» **What you have to do**
Here are some records; copy every line that holds the word "بلاد".

» **Data to process**
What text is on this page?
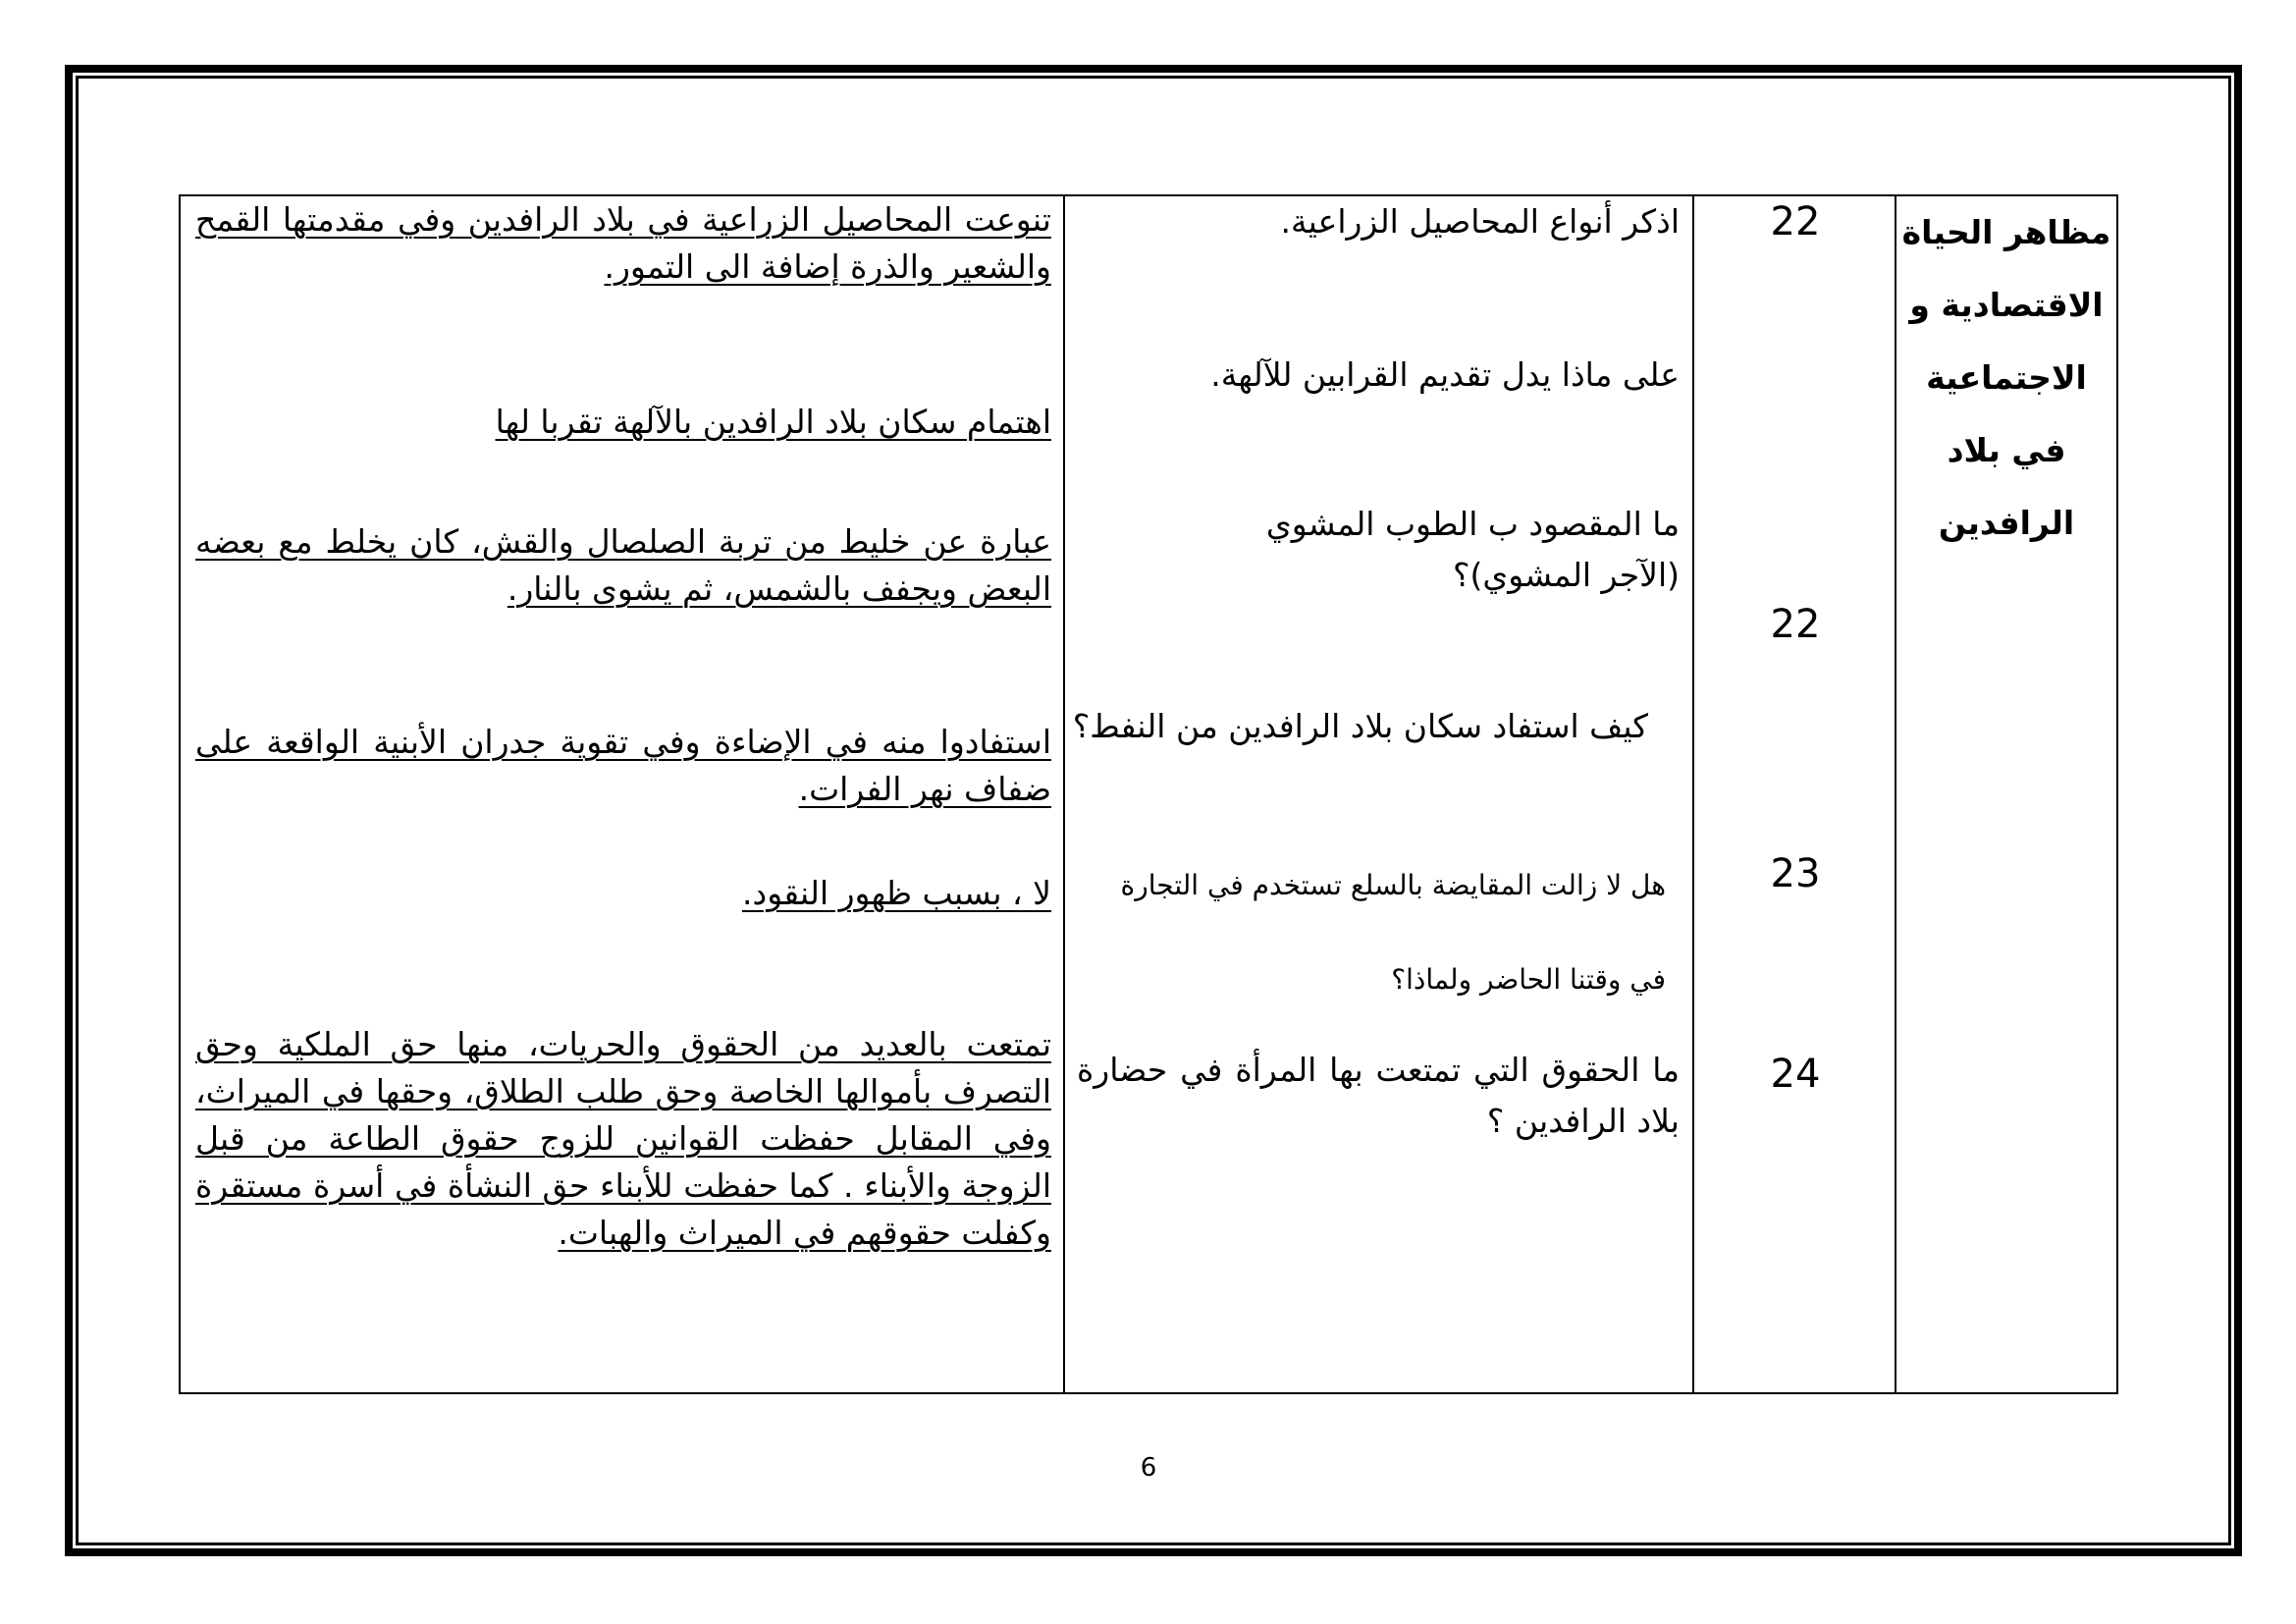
مظاهر الحياة
الاقتصادية و
الاجتماعية
في بلاد
الرافدين
22
22
23
24
اذكر أنواع المحاصيل الزراعية.
على ماذا يدل تقديم القرابين للآلهة.
ما المقصود ب الطوب المشوي (الآجر المشوي)؟
كيف استفاد سكان بلاد الرافدين من النفط؟
هل لا زالت المقايضة بالسلع تستخدم في التجارة
في وقتنا الحاضر ولماذا؟
ما الحقوق التي تمتعت بها المرأة في حضارة بلاد الرافدين ؟
تنوعت المحاصيل الزراعية في بلاد الرافدين وفي مقدمتها القمح والشعير والذرة إضافة الى التمور.
اهتمام سكان بلاد الرافدين بالآلهة تقربا لها
عبارة عن خليط من تربة الصلصال والقش، كان يخلط مع بعضه البعض ويجفف بالشمس، ثم يشوى بالنار.
استفادوا منه في الإضاءة وفي تقوية جدران الأبنية الواقعة على ضفاف نهر الفرات.
لا ، بسبب ظهور النقود.
تمتعت بالعديد من الحقوق والحريات، منها حق الملكية وحق التصرف بأموالها الخاصة وحق طلب الطلاق، وحقها في الميراث، وفي المقابل حفظت القوانين للزوج حقوق الطاعة من قبل الزوجة والأبناء . كما حفظت للأبناء حق النشأة في أسرة مستقرة وكفلت حقوقهم في الميراث والهبات.
6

» **Final answer**
في بلاد
كيف استفاد سكان بلاد الرافدين من النفط؟
ما الحقوق التي تمتعت بها المرأة في حضارة بلاد الرافدين ؟
تنوعت المحاصيل الزراعية في بلاد الرافدين وفي مقدمتها القمح والشعير والذرة إضافة الى التمور.
اهتمام سكان بلاد الرافدين بالآلهة تقربا لها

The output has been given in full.